> _Stated goal_
Count the lines below that contain the word "each" and reply with only the number.

☆ ☆ ☆ ☆ ☆

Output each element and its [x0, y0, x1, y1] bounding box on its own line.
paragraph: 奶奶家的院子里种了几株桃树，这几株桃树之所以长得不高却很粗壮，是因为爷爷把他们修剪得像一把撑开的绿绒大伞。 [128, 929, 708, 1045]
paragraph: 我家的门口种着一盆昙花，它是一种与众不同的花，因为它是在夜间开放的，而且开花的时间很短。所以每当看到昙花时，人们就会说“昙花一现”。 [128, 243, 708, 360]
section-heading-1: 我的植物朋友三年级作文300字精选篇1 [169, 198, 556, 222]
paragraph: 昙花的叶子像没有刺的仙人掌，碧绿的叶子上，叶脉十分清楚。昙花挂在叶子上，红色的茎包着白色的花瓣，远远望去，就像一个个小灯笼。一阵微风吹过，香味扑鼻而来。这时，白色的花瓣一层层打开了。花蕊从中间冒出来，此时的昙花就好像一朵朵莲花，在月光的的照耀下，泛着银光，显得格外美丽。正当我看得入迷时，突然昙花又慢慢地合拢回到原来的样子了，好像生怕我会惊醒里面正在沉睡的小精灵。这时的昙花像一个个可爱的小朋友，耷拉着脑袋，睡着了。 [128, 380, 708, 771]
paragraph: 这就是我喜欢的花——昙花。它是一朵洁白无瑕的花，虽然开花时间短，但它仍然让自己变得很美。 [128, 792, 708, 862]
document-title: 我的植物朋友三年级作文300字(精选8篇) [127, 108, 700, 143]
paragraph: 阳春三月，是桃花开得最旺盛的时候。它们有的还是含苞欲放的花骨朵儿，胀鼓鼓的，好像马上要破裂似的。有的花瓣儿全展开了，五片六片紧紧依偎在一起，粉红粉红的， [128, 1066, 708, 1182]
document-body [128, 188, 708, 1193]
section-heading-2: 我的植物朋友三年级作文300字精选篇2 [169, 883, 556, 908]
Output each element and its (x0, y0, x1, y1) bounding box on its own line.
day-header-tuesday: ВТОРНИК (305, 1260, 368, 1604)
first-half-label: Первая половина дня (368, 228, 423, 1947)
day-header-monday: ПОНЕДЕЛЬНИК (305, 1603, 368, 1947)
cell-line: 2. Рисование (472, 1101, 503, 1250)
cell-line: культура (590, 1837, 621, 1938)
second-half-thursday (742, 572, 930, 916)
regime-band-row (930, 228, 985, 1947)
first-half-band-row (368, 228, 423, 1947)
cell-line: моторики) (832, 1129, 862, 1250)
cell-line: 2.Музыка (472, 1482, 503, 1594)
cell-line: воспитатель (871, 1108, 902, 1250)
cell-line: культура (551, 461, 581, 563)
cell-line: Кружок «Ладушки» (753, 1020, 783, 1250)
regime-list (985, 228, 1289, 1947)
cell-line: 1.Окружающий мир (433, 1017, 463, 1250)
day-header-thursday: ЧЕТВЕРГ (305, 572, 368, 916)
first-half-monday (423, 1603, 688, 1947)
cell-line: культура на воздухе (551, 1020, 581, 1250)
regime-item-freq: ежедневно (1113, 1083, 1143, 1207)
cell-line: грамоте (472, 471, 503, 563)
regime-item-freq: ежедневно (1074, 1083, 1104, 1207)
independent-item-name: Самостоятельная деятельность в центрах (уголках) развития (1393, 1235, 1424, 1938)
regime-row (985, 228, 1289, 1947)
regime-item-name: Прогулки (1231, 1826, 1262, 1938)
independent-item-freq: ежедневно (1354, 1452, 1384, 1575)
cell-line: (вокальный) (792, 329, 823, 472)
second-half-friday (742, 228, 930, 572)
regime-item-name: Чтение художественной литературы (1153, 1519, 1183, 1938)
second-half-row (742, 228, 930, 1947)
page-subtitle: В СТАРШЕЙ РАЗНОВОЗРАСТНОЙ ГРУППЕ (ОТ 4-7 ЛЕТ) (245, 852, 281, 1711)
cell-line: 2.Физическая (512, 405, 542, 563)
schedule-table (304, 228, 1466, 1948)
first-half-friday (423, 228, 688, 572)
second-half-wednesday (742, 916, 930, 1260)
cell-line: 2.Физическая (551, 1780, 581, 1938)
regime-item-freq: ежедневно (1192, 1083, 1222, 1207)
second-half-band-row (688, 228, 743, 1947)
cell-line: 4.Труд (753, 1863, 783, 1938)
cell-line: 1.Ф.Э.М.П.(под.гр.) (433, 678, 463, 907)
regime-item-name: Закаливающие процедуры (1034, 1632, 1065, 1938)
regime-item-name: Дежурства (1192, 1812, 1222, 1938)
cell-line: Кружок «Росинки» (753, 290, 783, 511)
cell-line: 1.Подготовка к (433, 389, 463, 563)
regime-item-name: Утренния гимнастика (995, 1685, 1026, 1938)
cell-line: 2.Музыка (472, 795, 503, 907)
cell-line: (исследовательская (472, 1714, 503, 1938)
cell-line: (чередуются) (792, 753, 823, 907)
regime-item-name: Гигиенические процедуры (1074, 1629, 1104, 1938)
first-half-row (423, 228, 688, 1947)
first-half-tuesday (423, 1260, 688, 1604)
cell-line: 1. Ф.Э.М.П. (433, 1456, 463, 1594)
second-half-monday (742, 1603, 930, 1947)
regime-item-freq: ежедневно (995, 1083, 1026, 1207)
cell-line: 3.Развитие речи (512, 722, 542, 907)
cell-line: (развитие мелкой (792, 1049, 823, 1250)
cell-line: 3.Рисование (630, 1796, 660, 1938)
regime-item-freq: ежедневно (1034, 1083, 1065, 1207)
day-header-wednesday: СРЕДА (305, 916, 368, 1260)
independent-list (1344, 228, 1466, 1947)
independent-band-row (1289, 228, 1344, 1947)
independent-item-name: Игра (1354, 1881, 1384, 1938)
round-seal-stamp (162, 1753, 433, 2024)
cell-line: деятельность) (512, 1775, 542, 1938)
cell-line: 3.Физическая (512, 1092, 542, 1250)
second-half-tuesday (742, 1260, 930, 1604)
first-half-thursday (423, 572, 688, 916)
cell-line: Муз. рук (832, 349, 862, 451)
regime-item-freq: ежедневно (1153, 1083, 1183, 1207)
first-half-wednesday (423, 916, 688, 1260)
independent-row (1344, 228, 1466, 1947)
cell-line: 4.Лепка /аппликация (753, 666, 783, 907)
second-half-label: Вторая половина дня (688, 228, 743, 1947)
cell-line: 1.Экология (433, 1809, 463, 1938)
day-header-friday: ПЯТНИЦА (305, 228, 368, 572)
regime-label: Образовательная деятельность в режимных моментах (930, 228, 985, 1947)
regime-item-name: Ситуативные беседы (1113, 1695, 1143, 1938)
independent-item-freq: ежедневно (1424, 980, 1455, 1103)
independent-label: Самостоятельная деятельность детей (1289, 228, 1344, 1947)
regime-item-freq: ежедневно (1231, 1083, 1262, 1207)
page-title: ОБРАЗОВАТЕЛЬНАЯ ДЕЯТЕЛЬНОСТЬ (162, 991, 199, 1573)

☆ ☆ ☆ ☆ ☆

> _Response_
2